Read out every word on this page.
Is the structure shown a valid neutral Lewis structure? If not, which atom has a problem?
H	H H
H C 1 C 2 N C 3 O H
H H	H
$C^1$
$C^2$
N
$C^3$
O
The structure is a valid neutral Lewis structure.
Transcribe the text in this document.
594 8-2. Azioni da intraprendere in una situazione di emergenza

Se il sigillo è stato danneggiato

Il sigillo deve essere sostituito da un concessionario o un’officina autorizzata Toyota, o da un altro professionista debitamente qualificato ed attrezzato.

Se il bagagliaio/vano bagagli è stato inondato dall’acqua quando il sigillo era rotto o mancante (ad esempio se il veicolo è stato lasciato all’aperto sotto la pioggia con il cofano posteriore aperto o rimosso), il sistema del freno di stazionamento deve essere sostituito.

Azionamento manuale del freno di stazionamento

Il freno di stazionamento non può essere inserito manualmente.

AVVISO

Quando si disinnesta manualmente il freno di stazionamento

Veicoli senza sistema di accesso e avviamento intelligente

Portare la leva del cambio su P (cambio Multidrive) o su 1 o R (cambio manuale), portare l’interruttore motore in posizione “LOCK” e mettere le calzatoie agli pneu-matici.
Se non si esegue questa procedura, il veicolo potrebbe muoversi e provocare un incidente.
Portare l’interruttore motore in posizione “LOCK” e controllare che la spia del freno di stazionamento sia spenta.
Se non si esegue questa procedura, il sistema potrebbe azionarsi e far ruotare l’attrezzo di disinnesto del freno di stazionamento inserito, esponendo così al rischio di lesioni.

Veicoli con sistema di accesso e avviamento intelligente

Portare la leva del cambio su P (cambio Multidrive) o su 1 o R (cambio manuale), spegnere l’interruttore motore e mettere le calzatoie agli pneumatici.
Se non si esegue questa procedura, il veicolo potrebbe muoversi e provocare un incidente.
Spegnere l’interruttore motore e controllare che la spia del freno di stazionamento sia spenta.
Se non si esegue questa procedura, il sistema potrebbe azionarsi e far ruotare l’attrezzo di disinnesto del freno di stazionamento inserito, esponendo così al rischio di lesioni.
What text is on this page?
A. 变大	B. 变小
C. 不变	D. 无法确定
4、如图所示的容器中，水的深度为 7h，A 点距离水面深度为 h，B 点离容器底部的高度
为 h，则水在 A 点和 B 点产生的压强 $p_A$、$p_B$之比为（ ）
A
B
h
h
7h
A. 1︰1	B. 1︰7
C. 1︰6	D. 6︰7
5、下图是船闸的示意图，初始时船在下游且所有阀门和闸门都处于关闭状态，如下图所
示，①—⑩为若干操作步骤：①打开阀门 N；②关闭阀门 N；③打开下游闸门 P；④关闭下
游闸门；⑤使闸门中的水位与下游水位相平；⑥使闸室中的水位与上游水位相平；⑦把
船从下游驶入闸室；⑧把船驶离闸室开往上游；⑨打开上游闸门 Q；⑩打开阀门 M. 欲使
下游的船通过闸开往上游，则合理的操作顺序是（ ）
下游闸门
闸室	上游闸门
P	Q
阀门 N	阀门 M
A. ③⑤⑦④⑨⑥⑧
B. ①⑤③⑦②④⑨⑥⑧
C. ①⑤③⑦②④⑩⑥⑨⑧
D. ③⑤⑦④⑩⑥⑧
▬▬▬▬▬▬
**What is being asked**
Scan the records above for the string "spenta", then select every line that holds it.

**Output of the task**
Portare l’interruttore motore in posizione “LOCK” e controllare che la spia del freno di stazionamento sia spenta.
Spegnere l’interruttore motore e controllare che la spia del freno di stazionamento sia spenta.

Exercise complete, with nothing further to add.